- [TASK REQUIREMENTS]: With the images removed, repeat the data below exactly.

- [Extracted data entries]:
*-*-*

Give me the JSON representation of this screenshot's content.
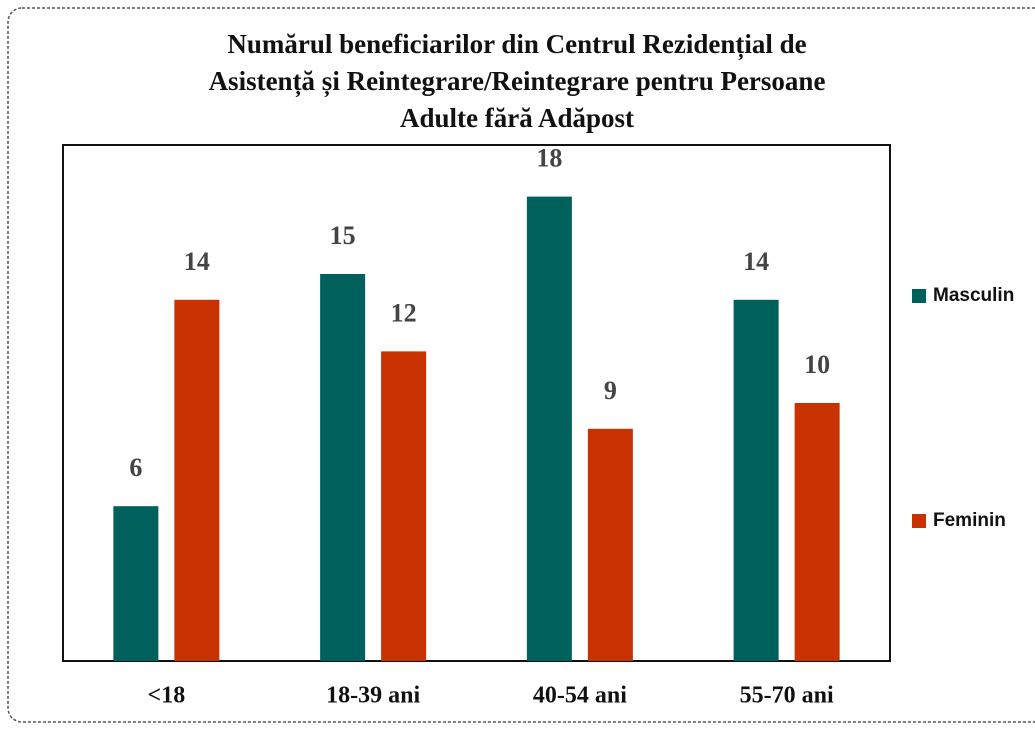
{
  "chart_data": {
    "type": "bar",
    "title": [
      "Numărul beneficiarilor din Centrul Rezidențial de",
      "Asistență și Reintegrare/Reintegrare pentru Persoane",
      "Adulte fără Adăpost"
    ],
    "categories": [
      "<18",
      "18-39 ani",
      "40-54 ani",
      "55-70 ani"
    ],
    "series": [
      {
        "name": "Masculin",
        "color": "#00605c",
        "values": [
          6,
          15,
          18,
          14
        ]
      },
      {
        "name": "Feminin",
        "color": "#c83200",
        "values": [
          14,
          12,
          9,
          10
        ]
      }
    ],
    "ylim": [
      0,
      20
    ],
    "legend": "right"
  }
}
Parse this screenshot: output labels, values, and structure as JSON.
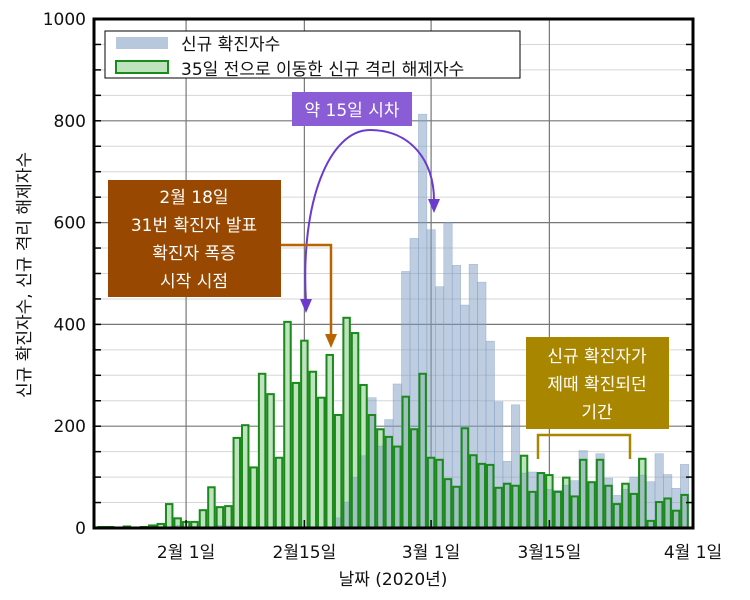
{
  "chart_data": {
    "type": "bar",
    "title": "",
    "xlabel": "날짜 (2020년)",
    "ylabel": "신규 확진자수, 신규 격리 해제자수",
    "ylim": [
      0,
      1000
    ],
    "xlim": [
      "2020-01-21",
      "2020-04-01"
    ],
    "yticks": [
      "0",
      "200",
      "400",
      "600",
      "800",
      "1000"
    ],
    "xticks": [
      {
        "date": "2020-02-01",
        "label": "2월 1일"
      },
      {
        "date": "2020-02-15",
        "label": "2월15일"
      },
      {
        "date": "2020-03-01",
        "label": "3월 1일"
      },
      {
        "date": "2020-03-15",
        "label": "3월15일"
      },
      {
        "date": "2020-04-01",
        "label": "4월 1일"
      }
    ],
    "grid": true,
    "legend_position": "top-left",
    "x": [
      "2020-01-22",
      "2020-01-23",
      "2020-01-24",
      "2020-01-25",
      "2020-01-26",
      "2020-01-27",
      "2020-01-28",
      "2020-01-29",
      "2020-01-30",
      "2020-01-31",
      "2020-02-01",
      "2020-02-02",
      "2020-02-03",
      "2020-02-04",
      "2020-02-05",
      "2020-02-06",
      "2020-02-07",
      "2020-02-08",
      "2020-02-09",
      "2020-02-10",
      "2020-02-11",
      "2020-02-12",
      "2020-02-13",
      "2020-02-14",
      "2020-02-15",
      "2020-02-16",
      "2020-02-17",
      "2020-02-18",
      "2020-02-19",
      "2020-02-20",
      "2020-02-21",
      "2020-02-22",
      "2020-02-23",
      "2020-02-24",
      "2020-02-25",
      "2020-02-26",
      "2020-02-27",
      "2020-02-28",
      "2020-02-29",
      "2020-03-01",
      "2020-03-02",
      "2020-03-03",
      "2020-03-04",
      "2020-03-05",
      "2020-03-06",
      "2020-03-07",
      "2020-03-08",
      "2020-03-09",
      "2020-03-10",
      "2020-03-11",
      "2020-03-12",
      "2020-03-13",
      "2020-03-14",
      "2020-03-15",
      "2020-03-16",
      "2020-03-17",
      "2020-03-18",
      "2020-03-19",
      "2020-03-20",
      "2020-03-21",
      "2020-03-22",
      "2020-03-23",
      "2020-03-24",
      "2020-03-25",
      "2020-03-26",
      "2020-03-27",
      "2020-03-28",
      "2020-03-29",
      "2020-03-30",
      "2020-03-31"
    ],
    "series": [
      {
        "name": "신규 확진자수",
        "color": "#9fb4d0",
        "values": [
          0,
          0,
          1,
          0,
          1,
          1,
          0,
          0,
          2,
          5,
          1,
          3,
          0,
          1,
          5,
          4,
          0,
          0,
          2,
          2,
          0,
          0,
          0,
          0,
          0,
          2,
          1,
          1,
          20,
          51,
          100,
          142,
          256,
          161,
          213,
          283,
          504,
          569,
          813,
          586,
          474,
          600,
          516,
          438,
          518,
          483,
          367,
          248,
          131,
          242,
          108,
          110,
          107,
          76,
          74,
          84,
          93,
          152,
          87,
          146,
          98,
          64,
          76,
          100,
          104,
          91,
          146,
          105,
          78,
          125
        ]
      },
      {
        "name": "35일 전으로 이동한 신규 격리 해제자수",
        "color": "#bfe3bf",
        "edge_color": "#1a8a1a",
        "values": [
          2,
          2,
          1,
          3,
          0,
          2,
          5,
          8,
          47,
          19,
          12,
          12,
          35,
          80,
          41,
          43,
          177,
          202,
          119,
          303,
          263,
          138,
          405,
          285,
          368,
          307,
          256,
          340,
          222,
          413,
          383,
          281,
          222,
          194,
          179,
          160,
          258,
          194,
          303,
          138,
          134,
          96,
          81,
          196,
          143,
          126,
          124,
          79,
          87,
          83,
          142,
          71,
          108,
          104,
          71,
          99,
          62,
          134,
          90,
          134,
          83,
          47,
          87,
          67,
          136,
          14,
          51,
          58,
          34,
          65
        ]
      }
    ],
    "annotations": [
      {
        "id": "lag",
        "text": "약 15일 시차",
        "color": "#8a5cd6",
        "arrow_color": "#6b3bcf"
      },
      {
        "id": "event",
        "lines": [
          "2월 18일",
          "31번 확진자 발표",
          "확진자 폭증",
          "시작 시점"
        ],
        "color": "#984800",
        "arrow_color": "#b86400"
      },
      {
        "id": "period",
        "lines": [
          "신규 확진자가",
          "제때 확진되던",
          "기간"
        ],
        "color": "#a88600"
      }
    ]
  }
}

*-*-*

- [RESPONSE]:
Give me the JSON representation of this screenshot's content.
{
  "chart_data": {
    "type": "bar",
    "title": [
      "Numărul beneficiarilor din Centrul Rezidențial de",
      "Asistență și Reintegrare/Reintegrare pentru Persoane",
      "Adulte fără Adăpost"
    ],
    "categories": [
      "<18",
      "18-39 ani",
      "40-54 ani",
      "55-70 ani"
    ],
    "series": [
      {
        "name": "Masculin",
        "color": "#00605c",
        "values": [
          6,
          15,
          18,
          14
        ]
      },
      {
        "name": "Feminin",
        "color": "#c83200",
        "values": [
          14,
          12,
          9,
          10
        ]
      }
    ],
    "ylim": [
      0,
      20
    ],
    "legend": "right"
  }
}
Parse this screenshot: output labels, values, and structure as JSON.
{
  "chart_data": {
    "type": "bar",
    "title": "",
    "xlabel": "날짜 (2020년)",
    "ylabel": "신규 확진자수, 신규 격리 해제자수",
    "ylim": [
      0,
      1000
    ],
    "xlim": [
      "2020-01-21",
      "2020-04-01"
    ],
    "yticks": [
      "0",
      "200",
      "400",
      "600",
      "800",
      "1000"
    ],
    "xticks": [
      {
        "date": "2020-02-01",
        "label": "2월 1일"
      },
      {
        "date": "2020-02-15",
        "label": "2월15일"
      },
      {
        "date": "2020-03-01",
        "label": "3월 1일"
      },
      {
        "date": "2020-03-15",
        "label": "3월15일"
      },
      {
        "date": "2020-04-01",
        "label": "4월 1일"
      }
    ],
    "grid": true,
    "legend_position": "top-left",
    "x": [
      "2020-01-22",
      "2020-01-23",
      "2020-01-24",
      "2020-01-25",
      "2020-01-26",
      "2020-01-27",
      "2020-01-28",
      "2020-01-29",
      "2020-01-30",
      "2020-01-31",
      "2020-02-01",
      "2020-02-02",
      "2020-02-03",
      "2020-02-04",
      "2020-02-05",
      "2020-02-06",
      "2020-02-07",
      "2020-02-08",
      "2020-02-09",
      "2020-02-10",
      "2020-02-11",
      "2020-02-12",
      "2020-02-13",
      "2020-02-14",
      "2020-02-15",
      "2020-02-16",
      "2020-02-17",
      "2020-02-18",
      "2020-02-19",
      "2020-02-20",
      "2020-02-21",
      "2020-02-22",
      "2020-02-23",
      "2020-02-24",
      "2020-02-25",
      "2020-02-26",
      "2020-02-27",
      "2020-02-28",
      "2020-02-29",
      "2020-03-01",
      "2020-03-02",
      "2020-03-03",
      "2020-03-04",
      "2020-03-05",
      "2020-03-06",
      "2020-03-07",
      "2020-03-08",
      "2020-03-09",
      "2020-03-10",
      "2020-03-11",
      "2020-03-12",
      "2020-03-13",
      "2020-03-14",
      "2020-03-15",
      "2020-03-16",
      "2020-03-17",
      "2020-03-18",
      "2020-03-19",
      "2020-03-20",
      "2020-03-21",
      "2020-03-22",
      "2020-03-23",
      "2020-03-24",
      "2020-03-25",
      "2020-03-26",
      "2020-03-27",
      "2020-03-28",
      "2020-03-29",
      "2020-03-30",
      "2020-03-31"
    ],
    "series": [
      {
        "name": "신규 확진자수",
        "color": "#9fb4d0",
        "values": [
          0,
          0,
          1,
          0,
          1,
          1,
          0,
          0,
          2,
          5,
          1,
          3,
          0,
          1,
          5,
          4,
          0,
          0,
          2,
          2,
          0,
          0,
          0,
          0,
          0,
          2,
          1,
          1,
          20,
          51,
          100,
          142,
          256,
          161,
          213,
          283,
          504,
          569,
          813,
          586,
          474,
          600,
          516,
          438,
          518,
          483,
          367,
          248,
          131,
          242,
          108,
          110,
          107,
          76,
          74,
          84,
          93,
          152,
          87,
          146,
          98,
          64,
          76,
          100,
          104,
          91,
          146,
          105,
          78,
          125
        ]
      },
      {
        "name": "35일 전으로 이동한 신규 격리 해제자수",
        "color": "#bfe3bf",
        "edge_color": "#1a8a1a",
        "values": [
          2,
          2,
          1,
          3,
          0,
          2,
          5,
          8,
          47,
          19,
          12,
          12,
          35,
          80,
          41,
          43,
          177,
          202,
          119,
          303,
          263,
          138,
          405,
          285,
          368,
          307,
          256,
          340,
          222,
          413,
          383,
          281,
          222,
          194,
          179,
          160,
          258,
          194,
          303,
          138,
          134,
          96,
          81,
          196,
          143,
          126,
          124,
          79,
          87,
          83,
          142,
          71,
          108,
          104,
          71,
          99,
          62,
          134,
          90,
          134,
          83,
          47,
          87,
          67,
          136,
          14,
          51,
          58,
          34,
          65
        ]
      }
    ],
    "annotations": [
      {
        "id": "lag",
        "text": "약 15일 시차",
        "color": "#8a5cd6",
        "arrow_color": "#6b3bcf"
      },
      {
        "id": "event",
        "lines": [
          "2월 18일",
          "31번 확진자 발표",
          "확진자 폭증",
          "시작 시점"
        ],
        "color": "#984800",
        "arrow_color": "#b86400"
      },
      {
        "id": "period",
        "lines": [
          "신규 확진자가",
          "제때 확진되던",
          "기간"
        ],
        "color": "#a88600"
      }
    ]
  }
}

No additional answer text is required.